▶ [Exercise instructions] Look through the entries below and count the lines with the word "Goos" in them; give only the number.

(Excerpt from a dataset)
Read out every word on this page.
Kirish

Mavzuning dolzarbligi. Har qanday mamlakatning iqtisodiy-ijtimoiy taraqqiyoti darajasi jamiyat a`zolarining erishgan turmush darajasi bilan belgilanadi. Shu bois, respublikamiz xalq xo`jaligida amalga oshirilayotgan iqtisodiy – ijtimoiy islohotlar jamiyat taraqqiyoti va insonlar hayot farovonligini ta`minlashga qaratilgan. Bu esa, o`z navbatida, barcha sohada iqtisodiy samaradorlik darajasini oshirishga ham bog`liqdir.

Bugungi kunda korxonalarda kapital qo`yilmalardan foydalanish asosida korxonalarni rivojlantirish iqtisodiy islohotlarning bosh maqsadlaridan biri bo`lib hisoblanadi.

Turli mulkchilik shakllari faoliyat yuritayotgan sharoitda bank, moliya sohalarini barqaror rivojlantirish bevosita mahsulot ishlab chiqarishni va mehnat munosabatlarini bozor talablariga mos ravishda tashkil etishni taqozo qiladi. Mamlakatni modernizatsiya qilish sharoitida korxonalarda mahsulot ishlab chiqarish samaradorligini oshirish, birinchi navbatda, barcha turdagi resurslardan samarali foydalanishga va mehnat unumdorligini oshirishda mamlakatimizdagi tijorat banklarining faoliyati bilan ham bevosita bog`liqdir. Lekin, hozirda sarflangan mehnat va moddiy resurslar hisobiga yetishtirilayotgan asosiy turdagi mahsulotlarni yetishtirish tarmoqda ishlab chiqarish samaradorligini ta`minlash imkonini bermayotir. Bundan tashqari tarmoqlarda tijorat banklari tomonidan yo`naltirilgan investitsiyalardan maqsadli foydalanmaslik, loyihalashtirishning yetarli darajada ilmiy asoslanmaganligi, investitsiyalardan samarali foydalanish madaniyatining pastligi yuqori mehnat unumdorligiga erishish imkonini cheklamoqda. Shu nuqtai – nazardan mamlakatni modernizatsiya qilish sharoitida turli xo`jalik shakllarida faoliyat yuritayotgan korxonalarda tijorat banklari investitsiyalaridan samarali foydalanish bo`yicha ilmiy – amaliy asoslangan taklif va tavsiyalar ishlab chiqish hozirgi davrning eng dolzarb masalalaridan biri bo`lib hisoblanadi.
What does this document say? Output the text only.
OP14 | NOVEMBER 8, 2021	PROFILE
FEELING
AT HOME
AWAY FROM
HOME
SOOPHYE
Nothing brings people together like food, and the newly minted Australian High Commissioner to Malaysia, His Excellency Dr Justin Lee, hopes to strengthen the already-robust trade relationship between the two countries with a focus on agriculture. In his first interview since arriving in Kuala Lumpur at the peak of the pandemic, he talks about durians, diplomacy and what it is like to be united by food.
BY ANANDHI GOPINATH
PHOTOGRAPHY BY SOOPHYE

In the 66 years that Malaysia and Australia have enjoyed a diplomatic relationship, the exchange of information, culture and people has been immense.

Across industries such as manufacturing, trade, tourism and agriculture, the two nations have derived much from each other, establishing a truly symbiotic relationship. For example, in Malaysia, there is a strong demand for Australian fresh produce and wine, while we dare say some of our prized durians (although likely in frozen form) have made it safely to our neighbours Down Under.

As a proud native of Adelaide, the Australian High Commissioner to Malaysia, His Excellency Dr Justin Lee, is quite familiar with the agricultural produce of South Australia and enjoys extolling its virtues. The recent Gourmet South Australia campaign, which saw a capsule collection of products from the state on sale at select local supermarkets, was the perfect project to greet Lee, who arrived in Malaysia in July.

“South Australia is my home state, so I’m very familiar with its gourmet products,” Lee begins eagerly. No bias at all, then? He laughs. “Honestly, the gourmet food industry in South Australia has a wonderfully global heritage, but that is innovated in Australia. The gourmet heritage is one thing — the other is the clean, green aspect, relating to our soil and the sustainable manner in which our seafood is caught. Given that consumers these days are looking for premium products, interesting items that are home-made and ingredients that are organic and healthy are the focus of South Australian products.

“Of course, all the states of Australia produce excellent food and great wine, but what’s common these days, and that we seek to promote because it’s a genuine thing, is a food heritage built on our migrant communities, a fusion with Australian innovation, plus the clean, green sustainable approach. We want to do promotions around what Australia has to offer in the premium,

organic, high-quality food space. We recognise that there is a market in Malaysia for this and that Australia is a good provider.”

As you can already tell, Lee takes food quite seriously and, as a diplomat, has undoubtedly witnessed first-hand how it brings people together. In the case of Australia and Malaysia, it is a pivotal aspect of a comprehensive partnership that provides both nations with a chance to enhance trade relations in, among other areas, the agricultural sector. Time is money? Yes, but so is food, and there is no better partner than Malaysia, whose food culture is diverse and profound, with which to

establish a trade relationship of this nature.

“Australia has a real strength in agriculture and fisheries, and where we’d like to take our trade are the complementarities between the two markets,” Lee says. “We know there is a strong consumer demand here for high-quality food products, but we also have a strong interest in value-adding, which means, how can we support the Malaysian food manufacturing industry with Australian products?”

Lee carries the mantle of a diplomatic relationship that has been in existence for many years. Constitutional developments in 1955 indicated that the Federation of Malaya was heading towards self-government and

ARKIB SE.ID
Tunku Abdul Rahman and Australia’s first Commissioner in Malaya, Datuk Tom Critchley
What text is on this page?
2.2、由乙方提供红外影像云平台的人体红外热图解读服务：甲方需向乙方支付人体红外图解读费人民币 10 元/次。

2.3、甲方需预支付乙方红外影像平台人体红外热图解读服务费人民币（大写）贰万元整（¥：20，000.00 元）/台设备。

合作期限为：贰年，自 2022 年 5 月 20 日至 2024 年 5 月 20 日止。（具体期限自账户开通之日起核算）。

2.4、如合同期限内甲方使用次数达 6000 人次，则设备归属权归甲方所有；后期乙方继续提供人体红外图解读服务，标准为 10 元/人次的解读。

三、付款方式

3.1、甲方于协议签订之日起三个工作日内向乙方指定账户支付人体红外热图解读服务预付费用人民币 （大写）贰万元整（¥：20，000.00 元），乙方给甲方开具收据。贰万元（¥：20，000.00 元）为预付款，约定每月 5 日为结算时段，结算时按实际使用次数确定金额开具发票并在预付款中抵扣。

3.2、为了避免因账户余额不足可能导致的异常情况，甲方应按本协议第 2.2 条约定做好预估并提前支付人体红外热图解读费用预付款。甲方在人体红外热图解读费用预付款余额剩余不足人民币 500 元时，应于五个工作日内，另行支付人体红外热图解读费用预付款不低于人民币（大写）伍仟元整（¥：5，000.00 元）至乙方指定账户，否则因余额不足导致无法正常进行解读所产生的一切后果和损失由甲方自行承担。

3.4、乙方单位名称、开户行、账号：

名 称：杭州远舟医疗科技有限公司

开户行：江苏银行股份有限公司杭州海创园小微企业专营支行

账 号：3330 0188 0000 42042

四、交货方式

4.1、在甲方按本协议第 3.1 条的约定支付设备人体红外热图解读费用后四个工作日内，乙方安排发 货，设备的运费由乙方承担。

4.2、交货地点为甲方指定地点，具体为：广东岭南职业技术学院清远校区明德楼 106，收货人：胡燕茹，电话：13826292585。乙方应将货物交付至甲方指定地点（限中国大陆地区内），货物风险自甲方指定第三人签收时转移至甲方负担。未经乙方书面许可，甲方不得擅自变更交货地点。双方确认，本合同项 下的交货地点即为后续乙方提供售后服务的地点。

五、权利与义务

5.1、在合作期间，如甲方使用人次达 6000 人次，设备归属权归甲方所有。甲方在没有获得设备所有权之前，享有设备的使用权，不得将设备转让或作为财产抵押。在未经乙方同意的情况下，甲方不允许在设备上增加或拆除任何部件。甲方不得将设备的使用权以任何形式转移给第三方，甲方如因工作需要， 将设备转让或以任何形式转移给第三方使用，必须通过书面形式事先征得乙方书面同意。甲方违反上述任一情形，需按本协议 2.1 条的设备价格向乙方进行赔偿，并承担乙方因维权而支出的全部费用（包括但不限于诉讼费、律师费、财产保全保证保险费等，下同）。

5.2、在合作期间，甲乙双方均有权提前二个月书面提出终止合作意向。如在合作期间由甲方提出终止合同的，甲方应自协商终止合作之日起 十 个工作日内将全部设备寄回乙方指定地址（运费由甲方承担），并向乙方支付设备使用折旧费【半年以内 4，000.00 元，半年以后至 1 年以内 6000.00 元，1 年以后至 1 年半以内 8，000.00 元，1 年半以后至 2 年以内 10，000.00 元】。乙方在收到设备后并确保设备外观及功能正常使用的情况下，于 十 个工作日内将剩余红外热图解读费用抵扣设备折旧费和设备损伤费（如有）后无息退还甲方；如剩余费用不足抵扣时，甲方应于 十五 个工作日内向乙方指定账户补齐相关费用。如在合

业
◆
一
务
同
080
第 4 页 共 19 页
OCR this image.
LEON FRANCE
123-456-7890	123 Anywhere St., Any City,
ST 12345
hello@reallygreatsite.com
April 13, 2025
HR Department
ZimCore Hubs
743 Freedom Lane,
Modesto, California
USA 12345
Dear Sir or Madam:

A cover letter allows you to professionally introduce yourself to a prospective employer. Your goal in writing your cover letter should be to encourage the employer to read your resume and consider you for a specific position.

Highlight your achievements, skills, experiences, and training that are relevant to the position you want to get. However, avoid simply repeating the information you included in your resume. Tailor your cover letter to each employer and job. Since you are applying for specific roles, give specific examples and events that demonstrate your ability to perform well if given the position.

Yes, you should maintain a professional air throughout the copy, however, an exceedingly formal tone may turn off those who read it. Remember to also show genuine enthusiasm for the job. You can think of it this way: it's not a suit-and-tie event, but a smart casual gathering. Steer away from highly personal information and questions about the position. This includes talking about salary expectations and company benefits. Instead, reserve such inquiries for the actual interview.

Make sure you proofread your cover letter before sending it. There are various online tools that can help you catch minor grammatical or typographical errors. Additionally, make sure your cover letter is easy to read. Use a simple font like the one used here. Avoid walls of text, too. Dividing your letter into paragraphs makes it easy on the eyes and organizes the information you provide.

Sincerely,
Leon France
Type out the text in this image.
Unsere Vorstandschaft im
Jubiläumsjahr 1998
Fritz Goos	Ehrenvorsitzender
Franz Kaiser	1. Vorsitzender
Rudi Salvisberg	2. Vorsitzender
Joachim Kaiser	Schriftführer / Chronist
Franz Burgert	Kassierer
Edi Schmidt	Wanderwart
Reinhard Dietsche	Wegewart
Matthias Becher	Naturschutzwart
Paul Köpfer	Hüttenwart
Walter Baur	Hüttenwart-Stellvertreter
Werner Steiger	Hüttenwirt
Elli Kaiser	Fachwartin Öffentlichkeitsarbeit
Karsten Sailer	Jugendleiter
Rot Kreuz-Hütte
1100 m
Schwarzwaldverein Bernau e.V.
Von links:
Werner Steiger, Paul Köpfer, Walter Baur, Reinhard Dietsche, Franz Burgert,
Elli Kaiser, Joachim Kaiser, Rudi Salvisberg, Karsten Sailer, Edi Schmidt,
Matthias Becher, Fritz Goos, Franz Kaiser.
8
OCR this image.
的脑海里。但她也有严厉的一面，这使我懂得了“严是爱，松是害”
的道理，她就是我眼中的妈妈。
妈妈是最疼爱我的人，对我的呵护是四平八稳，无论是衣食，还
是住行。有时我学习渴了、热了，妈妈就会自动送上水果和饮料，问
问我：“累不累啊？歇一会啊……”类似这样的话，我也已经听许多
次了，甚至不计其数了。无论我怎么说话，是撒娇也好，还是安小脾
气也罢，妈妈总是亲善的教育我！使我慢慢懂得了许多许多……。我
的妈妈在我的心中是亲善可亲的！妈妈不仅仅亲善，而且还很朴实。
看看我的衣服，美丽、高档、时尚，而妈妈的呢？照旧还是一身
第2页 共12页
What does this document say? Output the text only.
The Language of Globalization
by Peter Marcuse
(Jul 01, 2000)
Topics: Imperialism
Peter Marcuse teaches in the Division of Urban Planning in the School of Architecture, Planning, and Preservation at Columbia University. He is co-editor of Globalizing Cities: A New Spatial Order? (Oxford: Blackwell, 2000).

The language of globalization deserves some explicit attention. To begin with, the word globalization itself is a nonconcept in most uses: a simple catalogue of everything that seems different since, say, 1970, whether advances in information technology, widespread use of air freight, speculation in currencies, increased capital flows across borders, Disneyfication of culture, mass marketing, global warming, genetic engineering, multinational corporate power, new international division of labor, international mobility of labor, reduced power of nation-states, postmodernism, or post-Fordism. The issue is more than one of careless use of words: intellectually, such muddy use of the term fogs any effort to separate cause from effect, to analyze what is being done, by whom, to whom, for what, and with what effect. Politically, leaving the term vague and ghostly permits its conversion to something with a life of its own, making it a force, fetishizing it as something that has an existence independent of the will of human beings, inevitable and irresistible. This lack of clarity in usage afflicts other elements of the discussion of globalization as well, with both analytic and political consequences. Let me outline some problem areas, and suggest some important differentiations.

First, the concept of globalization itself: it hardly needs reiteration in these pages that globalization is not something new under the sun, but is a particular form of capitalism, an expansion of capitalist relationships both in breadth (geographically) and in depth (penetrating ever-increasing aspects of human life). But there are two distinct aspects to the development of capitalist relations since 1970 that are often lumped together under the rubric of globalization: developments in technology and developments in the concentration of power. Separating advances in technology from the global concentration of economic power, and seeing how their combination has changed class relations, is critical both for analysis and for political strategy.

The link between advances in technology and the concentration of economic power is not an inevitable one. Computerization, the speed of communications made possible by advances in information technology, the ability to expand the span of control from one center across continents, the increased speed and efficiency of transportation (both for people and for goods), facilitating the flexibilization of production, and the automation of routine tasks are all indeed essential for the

▶ [Result of the task] 2